## What is being asked
Count the lines in the items below that contain the string "legend", and give only that number.

## Records provided
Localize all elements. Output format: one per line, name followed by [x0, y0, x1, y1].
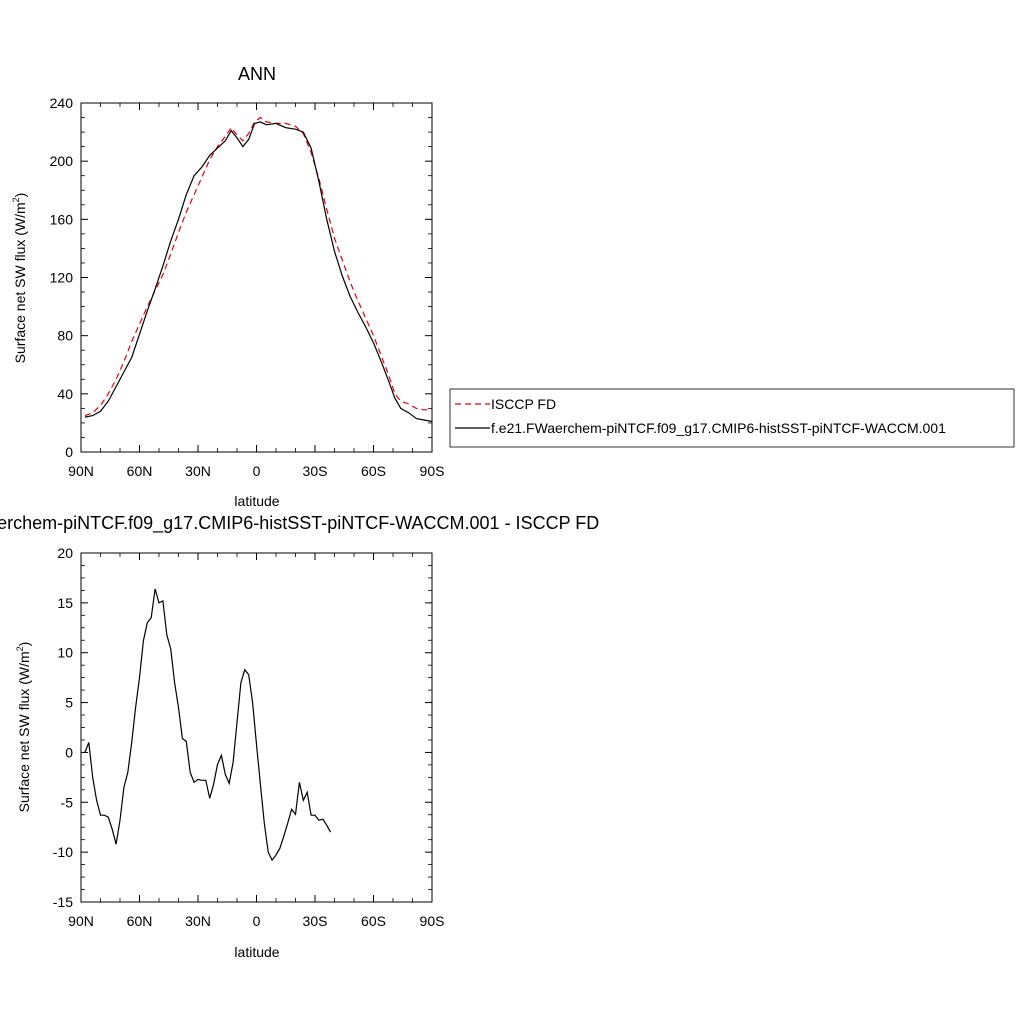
bottom-panel-x-axis-label: latitude — [234, 944, 279, 960]
series-line-isccp — [84, 116, 432, 417]
legend: ISCCP FD f.e21.FWaerchem-piNTCF.f09_g17.… — [449, 388, 1015, 448]
y-tick-label: 5 — [65, 695, 73, 711]
y-tick-label: -10 — [53, 844, 73, 860]
x-tick-label: 60S — [361, 913, 386, 929]
y-tick-label: 240 — [50, 95, 74, 111]
y-tick-label: 200 — [50, 153, 74, 169]
x-tick-label: 0 — [253, 913, 261, 929]
top-panel-x-axis-label: latitude — [234, 493, 279, 509]
legend-box — [449, 388, 1015, 448]
bottom-panel-y-ticks: -15 -10 -5 0 5 10 15 20 — [53, 545, 432, 910]
x-tick-label: 0 — [253, 463, 261, 479]
bottom-panel-y-axis-label: Surface net SW flux (W/m2) — [15, 642, 32, 813]
y-tick-label: 0 — [65, 444, 73, 460]
top-panel-title: ANN — [238, 64, 276, 84]
x-tick-label: 90N — [68, 913, 94, 929]
x-tick-label: 90S — [420, 913, 445, 929]
legend-label-isccp: ISCCP FD — [491, 396, 556, 412]
x-tick-label: 90S — [420, 463, 445, 479]
x-tick-label: 60N — [127, 913, 153, 929]
y-tick-label: 10 — [57, 645, 73, 661]
bottom-panel: f.e21.FWaerchem-piNTCF.f09_g17.CMIP6-his… — [0, 513, 599, 960]
x-tick-label: 30S — [303, 913, 328, 929]
y-tick-label: 120 — [50, 270, 74, 286]
x-tick-label: 30S — [303, 463, 328, 479]
x-tick-label: 60S — [361, 463, 386, 479]
top-panel-x-ticks: 90N 60N 30N 0 30S 60S 90S — [68, 103, 444, 479]
y-tick-label: 0 — [65, 744, 73, 760]
y-tick-label: 40 — [57, 386, 73, 402]
top-panel-y-ticks: 0 40 80 120 160 200 240 — [50, 95, 432, 460]
y-tick-label: 20 — [57, 545, 73, 561]
top-panel-series — [84, 116, 433, 423]
bottom-panel-x-ticks: 90N 60N 30N 0 30S 60S 90S — [68, 553, 444, 929]
x-tick-label: 30N — [185, 463, 211, 479]
y-tick-label: 80 — [57, 328, 73, 344]
series-line-difference — [84, 588, 332, 862]
bottom-panel-title: f.e21.FWaerchem-piNTCF.f09_g17.CMIP6-his… — [0, 513, 599, 534]
top-panel-y-axis-label: Surface net SW flux (W/m2) — [11, 193, 28, 364]
y-tick-label: -15 — [53, 894, 73, 910]
top-panel-frame — [80, 102, 433, 453]
y-tick-label: -5 — [61, 794, 74, 810]
y-tick-label: 15 — [57, 595, 73, 611]
legend-label-model: f.e21.FWaerchem-piNTCF.f09_g17.CMIP6-his… — [491, 420, 946, 436]
y-tick-label: 160 — [50, 211, 74, 227]
x-tick-label: 30N — [185, 913, 211, 929]
series-line-model — [84, 121, 433, 423]
bottom-panel-series — [84, 588, 332, 862]
x-tick-label: 90N — [68, 463, 94, 479]
x-tick-label: 60N — [127, 463, 153, 479]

## Complete answer
4